### BRANO DA LEGGERE
CUNEO - Il naviglio di Cuneo, storia di un progetto mai realizzato

Avrebbe dovuto collegare il capoluogo della Granda a Torino per favorire i commerci con Nizza. Se ne parlò per la prima volta nel 1560, poi tra interessi lesi, difficoltà nei lavori e morti improvvise i piani cambiarono continuamente. Fino al 1833...

Samuele Mattio 13/01/2021 10:31

Qualche anno fa, era il 2014, un gruppo di burloni si divertì a prendere per il naso i residenti sull’altopiano montando, in quattro angoli del centro cittadino, altrettanti totem informativi che illustravano il progetto di un mezzo di trasporto che avrebbe impiegato “meno di 2 minuti per andare da piazza Galimberti a piazza Europa”, con lo slogan “Benvenuto futuro, benvenuta metropolitana!”.
 
In molti sentirono puzza di bruciato, ma qualcuno, forse per tener fede alla fama dei cuneesi creduloni derivata dalle vecchie “Storie e storielle” raccolte da Piero Camilla, ci cascò in pieno. Quella che poi fu raccontata come una “provocazione artistica” del collettivo di creativi ZooArt fu in qualche modo in anticipo sulle ‘fake news’ che corrono sul web e, nonostante quell’episodio sia ancora nella mente di molti, possiamo raccontare la storia dei navigli di Cuneo senza il rischio di passare per bufalari.
 
I navigli, così come la metro, non furono mai realizzati, ma i tentativi di vederli realizzati furono molteplici. La prima volta che se ne sentì parlare era il 1560, quando il duca Emanuele Filiberto, commissionò al suo architetto messer Domenico Ponzello un progetto “per livellare il navilio da Cuneo a Casalgrasso”, che avrebbe dovuto servire a portare “(…) et il sale nostro, che bisognerà per l’uso di questo nostro paese di Piemonte et altre robbe e merci al piacere d’ognuno”.
 
Come gli appassionati di storia locale ricorderanno Emanuele Filiberto, soprannominato “Testa di Ferro”, spostò in quegli anni il centro dello stato sabaudo al di quà delle Alpi, da Chambéry a Torino. La preoccupazione dei sovrani era quella di sviluppare il commercio nella città portuale di Nizza (allora piemontese) e di agevolarne le comunicazioni con l’entroterra, per rendere più veloci gli scambi e meno costoso il funzionamento della gabella del Sale, una delle principali entrate dello Stato.

### CONSEGNA A
Riduci a un elenco puntato il paragrafo del brano che comincia con «I navigli, così come la metro», conservandone i fatti principali.
Le righe riportate di seguito non hanno alcun legame con il brano.

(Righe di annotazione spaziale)
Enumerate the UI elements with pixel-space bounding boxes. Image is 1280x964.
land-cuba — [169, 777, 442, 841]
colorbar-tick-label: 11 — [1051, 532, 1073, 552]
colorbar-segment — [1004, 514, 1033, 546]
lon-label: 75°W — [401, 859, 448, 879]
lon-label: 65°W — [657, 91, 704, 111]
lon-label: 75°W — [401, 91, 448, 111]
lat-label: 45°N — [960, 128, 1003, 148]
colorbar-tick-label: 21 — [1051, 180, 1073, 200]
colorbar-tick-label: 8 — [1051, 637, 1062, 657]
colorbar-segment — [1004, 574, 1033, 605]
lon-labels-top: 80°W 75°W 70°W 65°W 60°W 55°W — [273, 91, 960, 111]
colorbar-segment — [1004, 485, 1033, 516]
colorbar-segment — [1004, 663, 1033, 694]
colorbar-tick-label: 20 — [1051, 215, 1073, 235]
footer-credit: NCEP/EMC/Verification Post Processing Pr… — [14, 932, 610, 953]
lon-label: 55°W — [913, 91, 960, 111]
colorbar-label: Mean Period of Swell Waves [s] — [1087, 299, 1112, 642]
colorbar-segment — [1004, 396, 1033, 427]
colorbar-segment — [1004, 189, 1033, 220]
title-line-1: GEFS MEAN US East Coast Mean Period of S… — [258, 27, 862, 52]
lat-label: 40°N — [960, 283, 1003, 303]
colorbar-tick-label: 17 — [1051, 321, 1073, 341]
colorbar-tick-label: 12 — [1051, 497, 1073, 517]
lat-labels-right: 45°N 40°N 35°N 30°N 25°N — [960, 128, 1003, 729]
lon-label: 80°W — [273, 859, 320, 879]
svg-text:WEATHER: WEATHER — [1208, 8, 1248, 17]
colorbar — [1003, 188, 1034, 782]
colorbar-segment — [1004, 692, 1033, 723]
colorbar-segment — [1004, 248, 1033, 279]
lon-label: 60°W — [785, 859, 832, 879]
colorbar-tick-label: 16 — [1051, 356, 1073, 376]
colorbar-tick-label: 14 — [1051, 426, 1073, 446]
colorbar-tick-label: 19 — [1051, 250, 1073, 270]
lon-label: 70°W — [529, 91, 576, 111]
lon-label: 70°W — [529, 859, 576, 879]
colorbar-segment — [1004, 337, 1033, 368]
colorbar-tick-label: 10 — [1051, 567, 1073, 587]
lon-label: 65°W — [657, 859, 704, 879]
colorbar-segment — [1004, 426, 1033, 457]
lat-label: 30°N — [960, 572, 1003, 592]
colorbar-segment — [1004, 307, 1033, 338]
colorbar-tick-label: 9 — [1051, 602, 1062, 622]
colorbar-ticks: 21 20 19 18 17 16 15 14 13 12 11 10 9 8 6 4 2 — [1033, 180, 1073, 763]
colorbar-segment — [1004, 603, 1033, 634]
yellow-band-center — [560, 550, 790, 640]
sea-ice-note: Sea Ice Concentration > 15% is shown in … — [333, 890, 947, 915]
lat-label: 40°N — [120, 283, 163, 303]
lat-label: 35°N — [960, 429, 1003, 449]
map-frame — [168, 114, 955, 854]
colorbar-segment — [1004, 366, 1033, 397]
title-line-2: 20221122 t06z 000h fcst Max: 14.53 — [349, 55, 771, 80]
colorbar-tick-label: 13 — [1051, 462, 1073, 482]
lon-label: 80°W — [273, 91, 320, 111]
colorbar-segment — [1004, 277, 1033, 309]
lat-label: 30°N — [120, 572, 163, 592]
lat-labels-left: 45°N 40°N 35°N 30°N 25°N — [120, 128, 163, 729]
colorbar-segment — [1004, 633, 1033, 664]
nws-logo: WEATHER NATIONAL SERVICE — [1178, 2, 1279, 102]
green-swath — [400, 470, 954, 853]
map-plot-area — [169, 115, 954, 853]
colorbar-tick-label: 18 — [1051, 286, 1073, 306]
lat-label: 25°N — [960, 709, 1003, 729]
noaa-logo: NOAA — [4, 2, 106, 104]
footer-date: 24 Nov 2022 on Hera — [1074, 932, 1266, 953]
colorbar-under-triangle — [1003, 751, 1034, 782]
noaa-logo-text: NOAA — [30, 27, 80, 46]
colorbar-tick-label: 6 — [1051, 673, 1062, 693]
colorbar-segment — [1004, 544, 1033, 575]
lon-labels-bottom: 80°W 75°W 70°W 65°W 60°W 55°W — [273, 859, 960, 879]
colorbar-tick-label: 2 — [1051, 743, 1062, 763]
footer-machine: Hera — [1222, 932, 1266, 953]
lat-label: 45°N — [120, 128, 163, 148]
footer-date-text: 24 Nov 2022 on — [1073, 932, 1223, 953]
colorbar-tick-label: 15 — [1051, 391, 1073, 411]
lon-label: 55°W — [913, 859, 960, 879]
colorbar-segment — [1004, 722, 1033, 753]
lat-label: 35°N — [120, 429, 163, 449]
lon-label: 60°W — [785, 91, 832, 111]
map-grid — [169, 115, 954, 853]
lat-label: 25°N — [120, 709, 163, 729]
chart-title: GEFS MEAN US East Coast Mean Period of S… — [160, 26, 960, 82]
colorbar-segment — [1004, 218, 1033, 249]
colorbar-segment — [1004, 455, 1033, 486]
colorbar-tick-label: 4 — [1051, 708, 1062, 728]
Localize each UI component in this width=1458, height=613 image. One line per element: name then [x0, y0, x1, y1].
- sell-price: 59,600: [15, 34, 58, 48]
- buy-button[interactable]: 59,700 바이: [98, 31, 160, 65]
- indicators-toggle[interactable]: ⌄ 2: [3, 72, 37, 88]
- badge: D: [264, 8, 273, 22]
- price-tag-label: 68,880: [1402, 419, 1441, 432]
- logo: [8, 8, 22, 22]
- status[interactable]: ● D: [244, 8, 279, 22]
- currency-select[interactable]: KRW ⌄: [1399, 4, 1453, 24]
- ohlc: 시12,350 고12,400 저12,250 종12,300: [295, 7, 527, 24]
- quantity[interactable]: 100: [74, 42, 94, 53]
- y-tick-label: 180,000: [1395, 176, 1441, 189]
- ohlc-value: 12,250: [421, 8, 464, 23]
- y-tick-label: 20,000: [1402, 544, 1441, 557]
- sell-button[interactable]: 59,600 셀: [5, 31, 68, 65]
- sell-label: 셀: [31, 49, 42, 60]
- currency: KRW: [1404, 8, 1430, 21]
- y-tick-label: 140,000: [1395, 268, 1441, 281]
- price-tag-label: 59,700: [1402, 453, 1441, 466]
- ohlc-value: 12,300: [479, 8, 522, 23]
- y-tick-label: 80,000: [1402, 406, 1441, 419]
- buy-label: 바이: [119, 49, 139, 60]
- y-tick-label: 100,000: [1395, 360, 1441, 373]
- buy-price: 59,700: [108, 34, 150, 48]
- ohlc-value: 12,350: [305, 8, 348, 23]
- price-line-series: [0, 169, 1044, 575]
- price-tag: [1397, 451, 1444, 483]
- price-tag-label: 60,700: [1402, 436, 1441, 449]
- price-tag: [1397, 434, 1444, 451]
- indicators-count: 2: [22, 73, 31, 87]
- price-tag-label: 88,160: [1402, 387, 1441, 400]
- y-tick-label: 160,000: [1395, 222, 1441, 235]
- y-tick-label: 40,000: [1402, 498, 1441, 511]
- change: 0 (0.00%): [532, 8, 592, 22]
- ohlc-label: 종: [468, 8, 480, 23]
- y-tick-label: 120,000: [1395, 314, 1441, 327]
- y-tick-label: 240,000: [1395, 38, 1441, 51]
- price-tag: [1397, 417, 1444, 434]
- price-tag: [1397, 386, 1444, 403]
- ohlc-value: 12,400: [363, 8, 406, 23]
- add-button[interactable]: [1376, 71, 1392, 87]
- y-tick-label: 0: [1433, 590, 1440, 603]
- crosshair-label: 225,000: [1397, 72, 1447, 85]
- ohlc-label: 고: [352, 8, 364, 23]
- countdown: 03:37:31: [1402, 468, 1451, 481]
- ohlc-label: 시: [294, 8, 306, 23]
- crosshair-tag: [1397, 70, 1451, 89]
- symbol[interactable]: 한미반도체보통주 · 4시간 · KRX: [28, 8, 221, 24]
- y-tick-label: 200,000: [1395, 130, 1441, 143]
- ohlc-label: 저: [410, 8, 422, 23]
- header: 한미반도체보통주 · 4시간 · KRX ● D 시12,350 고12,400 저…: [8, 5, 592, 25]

### CONSEGNA B
Raccogli tutte le righe dei dati in cui compare la stringa "NOAA".

### SOLUZIONE A
- I navigli, come la metro, non furono mai realizzati, benché i tentativi di costruirli siano stati molti.
- Se ne parlò per la prima volta nel 1560.
- Il duca Emanuele Filiberto affidò al suo architetto, messer Domenico Ponzello, un progetto per livellare il naviglio da Cuneo a Casalgrasso.
- L'opera avrebbe dovuto servire a trasportare il sale necessario al Piemonte e altre merci.

### SOLUZIONE B
noaa-logo: NOAA — [4, 2, 106, 104]
noaa-logo-text: NOAA — [30, 27, 80, 46]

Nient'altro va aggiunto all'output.